### TASKS TO CARRY OUT
1. Reproduce word for word the part of the proof comparing $n^{n+1}$ and $(n+1)^n$ that begins at the words "Start by comparing" and stops after "and $n^m$ when $n>m\ge3$?".
2. Proceed with the proof comparing $n^{n+1}$ and $(n+1)^n$, continuing from its last sentence.
-- START EXTRACT TO READ --
Start by comparing $n^{n+1}$ vs $(n+1)^n$. Divide both by $n^n$, to get $n$ vs $\left(1+\frac1n\right)^n$. We can use the binomial theorem to get $$ \begin{align} \left(1+\frac1n\right)^n &=\sum_{k=0}^\infty\binom{n}{k}\frac1{n^k}\\ &=\sum_{k=0}^\infty\frac1{k!}\frac{n}{n}\frac{n-1}{n}\cdots\frac{n-k+1}{n}\\ &<\sum_{k=0}^\infty\frac1{k!}\\ &<1+\sum_{k=1}^\infty\frac1{2^{k-1}}\\ &=3 \end{align} $$ Thus, for $n\ge3$, we have $$ n\ge3>\left(1+\frac1n\right)^n $$ Multiplying both sides by $n^n$ yields that for $n\ge3$ $$ n^{n+1}>(n+1)^n $$ Taking the $n(n+1)$ root of both sides gives $$ n^{1/n}>(n+1)^{1/(n+1)} $$ So we have determined that $n^{1/n}$ is monotonically decreasing for $n\ge3$. What does that say about $m^n$ and $n^m$ when $n>m\ge3$?
-- END EXTRACT TO READ --
-- START PROVIDED RECORDS --
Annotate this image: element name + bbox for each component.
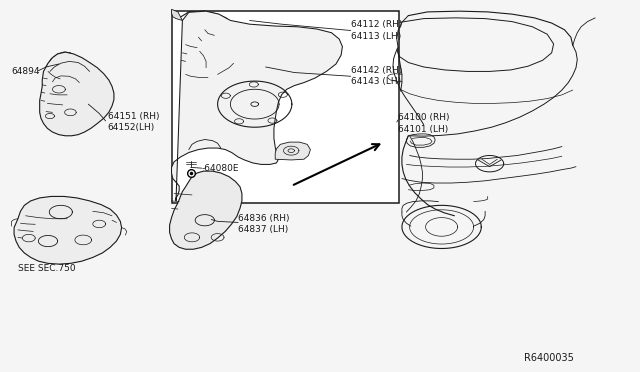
Text: 64894: 64894	[12, 67, 40, 76]
Text: 64836 (RH)
64837 (LH): 64836 (RH) 64837 (LH)	[238, 214, 289, 234]
Text: 64151 (RH)
64152(LH): 64151 (RH) 64152(LH)	[108, 112, 159, 132]
Polygon shape	[14, 196, 122, 264]
Polygon shape	[46, 52, 74, 71]
Text: 64142 (RH)
64143 (LH): 64142 (RH) 64143 (LH)	[351, 66, 402, 86]
Polygon shape	[172, 9, 182, 20]
Text: 64100 (RH)
64101 (LH): 64100 (RH) 64101 (LH)	[398, 113, 449, 134]
Polygon shape	[172, 11, 342, 201]
Text: -64080E: -64080E	[202, 164, 239, 173]
Text: SEE SEC.750: SEE SEC.750	[18, 264, 76, 273]
Text: 64112 (RH)
64113 (LH): 64112 (RH) 64113 (LH)	[351, 20, 402, 41]
Bar	[172, 11, 399, 203]
Polygon shape	[275, 142, 310, 160]
Text: R6400035: R6400035	[524, 353, 573, 363]
Polygon shape	[40, 52, 114, 136]
Polygon shape	[170, 171, 242, 249]
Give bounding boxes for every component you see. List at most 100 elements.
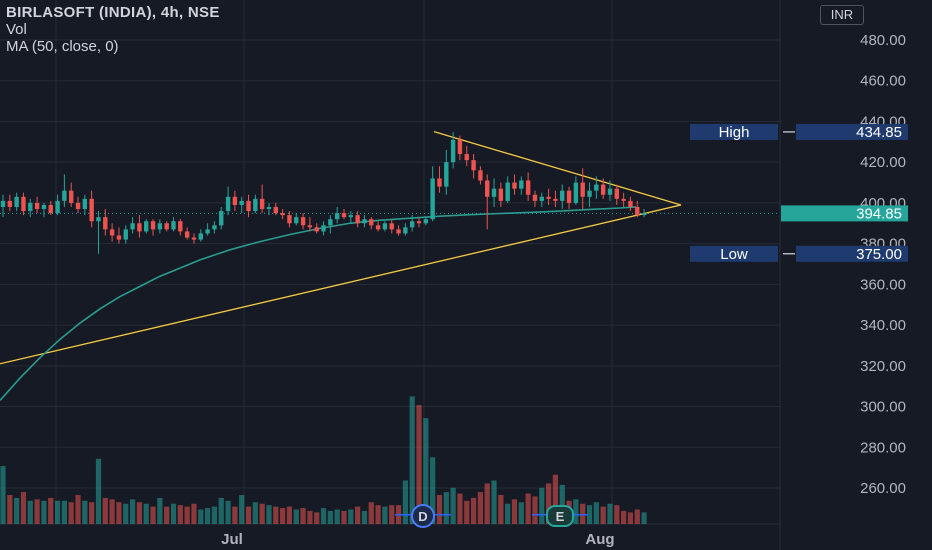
volume-bar (136, 502, 142, 524)
volume-bar (150, 506, 156, 524)
volume-bar (518, 502, 524, 524)
event-marker-e[interactable]: E (532, 505, 588, 527)
volume-bar (7, 495, 13, 524)
candle-body (123, 229, 128, 240)
volume-bar (82, 500, 88, 524)
candle-body (7, 200, 13, 207)
volume-bar (368, 502, 374, 524)
candle-body (491, 188, 497, 197)
volume-bar (505, 503, 511, 524)
candle-body (485, 180, 490, 197)
volume-bar (14, 497, 20, 524)
time-axis[interactable]: Jul Aug (221, 531, 614, 548)
candle-body (355, 215, 360, 224)
volume-bar (218, 497, 224, 524)
low-price-tag: Low 375.00 (690, 245, 908, 263)
price-axis[interactable]: 480.00460.00440.00420.00400.00380.00360.… (860, 32, 906, 497)
chart-grid (0, 0, 781, 550)
candle-body (389, 223, 394, 230)
currency-button[interactable]: INR (820, 5, 864, 25)
volume-bar (355, 506, 361, 524)
candle-body (471, 160, 476, 171)
price-labels: High 434.85 Low 375.00 394.85 (690, 123, 908, 263)
event-marker-label: D (418, 509, 427, 524)
y-tick-label: 340.00 (860, 317, 906, 334)
high-price-tag-label-bg (690, 123, 778, 140)
chart-legend: BIRLASOFT (INDIA), 4h, NSE Vol MA (50, c… (6, 4, 220, 55)
volume-bar (75, 495, 81, 524)
high-price-tag-label-text: High (719, 124, 750, 141)
candle-body (341, 213, 347, 218)
volume-bar (205, 508, 211, 524)
volume-bar (593, 502, 599, 524)
candle-body (464, 154, 469, 161)
y-tick-label: 300.00 (860, 399, 906, 416)
candlesticks (0, 131, 647, 254)
volume-bar (34, 499, 40, 524)
trendline (433, 131, 682, 206)
candle-body (375, 225, 381, 230)
candle-body (614, 188, 619, 199)
candle-body (594, 184, 599, 191)
candle-body (607, 188, 613, 195)
candle-body (498, 188, 504, 201)
candle-body (266, 206, 272, 210)
indicator-volume[interactable]: Vol (6, 21, 27, 38)
candle-body (314, 227, 319, 232)
candle-body (34, 202, 40, 210)
last-price-tag: 394.85 (781, 205, 908, 222)
volume-bar (600, 506, 606, 524)
y-tick-label: 320.00 (860, 358, 906, 375)
symbol-title[interactable]: BIRLASOFT (INDIA), 4h, NSE (6, 4, 220, 21)
volume-bar (334, 509, 340, 524)
volume-bar (484, 483, 490, 524)
volume-bar (245, 506, 252, 524)
volume-bar (525, 493, 531, 524)
candle-body (478, 170, 483, 181)
candle-body (62, 190, 67, 201)
volume-bar (116, 502, 122, 524)
candle-body (369, 219, 374, 226)
candle-body (184, 231, 190, 238)
high-price-tag: High 434.85 (690, 123, 908, 141)
candle-body (239, 200, 244, 205)
y-tick-label: 360.00 (860, 276, 906, 293)
candle-body (157, 223, 163, 230)
volume-bar (614, 505, 620, 524)
volume-bar (27, 500, 33, 524)
volume-bar (20, 492, 27, 524)
last-price-bg (781, 205, 908, 222)
event-marker-d[interactable]: D (395, 504, 451, 528)
candle-body (109, 229, 115, 236)
volume-bar (430, 457, 436, 524)
volume-bar (573, 499, 579, 524)
earnings-marker-shape (546, 505, 574, 527)
volume-bar (266, 505, 272, 524)
ma-line (0, 206, 637, 401)
volume-bar (123, 503, 129, 524)
candle-body (232, 196, 238, 205)
volume-bar (102, 497, 108, 524)
low-price-tag-label-bg (690, 245, 778, 262)
candle-body (307, 225, 313, 228)
candle-body (382, 223, 388, 230)
indicator-ma[interactable]: MA (50, close, 0) (6, 38, 119, 55)
candle-body (69, 190, 74, 203)
candle-body (253, 198, 258, 212)
volume-bar (61, 500, 67, 524)
candle-body (437, 178, 442, 187)
volume-bars (0, 396, 647, 524)
volume-bar (273, 506, 279, 524)
candle-body (396, 229, 401, 234)
volume-bar (314, 512, 320, 524)
volume-bar (464, 500, 470, 524)
volume-bar (48, 497, 54, 524)
volume-bar (546, 483, 552, 524)
candle-body (328, 219, 333, 226)
x-tick-label: Jul (221, 531, 243, 548)
volume-bar (511, 499, 518, 524)
volume-bar (607, 503, 613, 524)
volume-bar (252, 502, 258, 524)
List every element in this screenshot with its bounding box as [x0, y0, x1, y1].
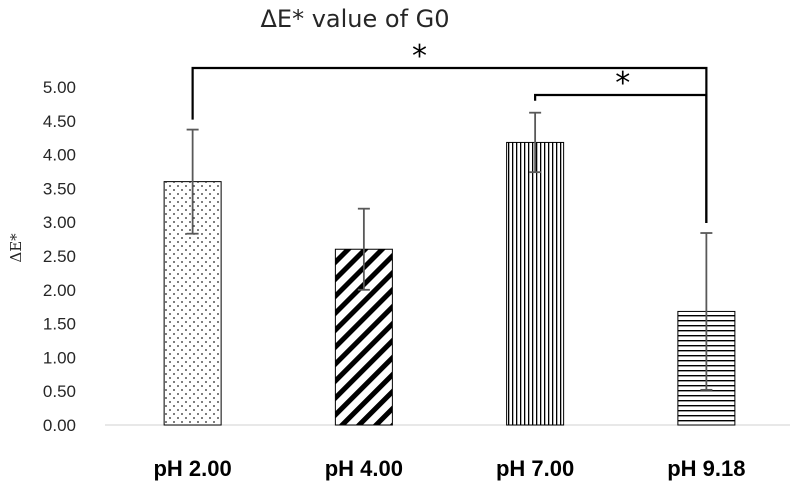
y-tick-label: 4.50	[43, 112, 76, 131]
error-bars	[186, 111, 713, 391]
chart-title: ΔE* value of G0	[260, 5, 449, 33]
y-tick-label: 4.00	[43, 146, 76, 165]
y-tick-label: 0.50	[43, 382, 76, 401]
x-category-label: pH 4.00	[325, 456, 403, 481]
y-tick-label: 3.50	[43, 179, 76, 198]
significance-star: *	[412, 39, 427, 74]
x-category-label: pH 9.18	[667, 456, 745, 481]
x-category-label: pH 7.00	[496, 456, 574, 481]
category-labels: pH 2.00 pH 4.00 pH 7.00 pH 9.18	[153, 456, 745, 481]
error-bar-1	[186, 128, 199, 235]
y-tick-label: 2.50	[43, 247, 76, 266]
error-bar-4	[700, 232, 713, 391]
y-tick-label: 3.00	[43, 213, 76, 232]
y-tick-label: 0.00	[43, 416, 76, 435]
y-tick-label: 2.00	[43, 281, 76, 300]
y-tick-label: 1.00	[43, 348, 76, 367]
error-bar-2	[357, 207, 370, 291]
x-category-label: pH 2.00	[153, 456, 231, 481]
significance-star: *	[615, 66, 630, 101]
y-tick-label: 5.00	[43, 78, 76, 97]
significance-brackets: **	[191, 39, 708, 224]
y-tick-label: 1.50	[43, 315, 76, 334]
bars	[163, 141, 736, 426]
y-axis-label: ΔE*	[7, 233, 25, 263]
error-bar-3	[529, 111, 542, 174]
bar-3	[506, 141, 565, 426]
significance-bracket-2: *	[534, 66, 708, 224]
y-axis-ticks: 0.00 0.50 1.00 1.50 2.00 2.50 3.00 3.50 4.00 4.50…	[43, 78, 76, 435]
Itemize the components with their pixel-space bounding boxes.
-- END PROVIDED RECORDS --
### RESPONSES
1.
Start by comparing $n^{n+1}$ vs $(n+1)^n$. Divide both by $n^n$, to get $n$ vs $\left(1+\frac1n\right)^n$. We can use the binomial theorem to get $$ \begin{align} \left(1+\frac1n\right)^n &=\sum_{k=0}^\infty\binom{n}{k}\frac1{n^k}\\ &=\sum_{k=0}^\infty\frac1{k!}\frac{n}{n}\frac{n-1}{n}\cdots\frac{n-k+1}{n}\\ &<\sum_{k=0}^\infty\frac1{k!}\\ &<1+\sum_{k=1}^\infty\frac1{2^{k-1}}\\ &=3 \end{align} $$ Thus, for $n\ge3$, we have $$ n\ge3>\left(1+\frac1n\right)^n $$ Multiplying both sides by $n^n$ yields that for $n\ge3$ $$ n^{n+1}>(n+1)^n $$ Taking the $n(n+1)$ root of both sides gives $$ n^{1/n}>(n+1)^{1/(n+1)} $$ So we have determined that $n^{1/n}$ is monotonically decreasing for $n\ge3$. What does that say about $m^n$ and $n^m$ when $n>m\ge3$?

2.
Simpler Proof by Induction

I just noted that $n^{n+1}>(n+1)^n$ for $n\ge3$ can be also proven pretty simply by induction.

Note that $3^4=81>64=4^3$.

Suppose that $n^{n+1}>(n+1)^n$. Divide through by $n^n$ to get $$ n>\left(1+\frac1n\right)^n $$ Multiply through by $1+\frac1n$ to get $$ n+1>\left(1+\frac1n\right)^{n+1} $$ Since $1+\frac1n>1+\frac1{n+1}$ we get $$ n+1>\left(1+\frac1{n+1}\right)^{n+1} $$ Multiply through by $(n+1)^{n+1}$ to get $$ (n+1)^{n+2}>(n+2)^{n+1} $$ This finishes the induction.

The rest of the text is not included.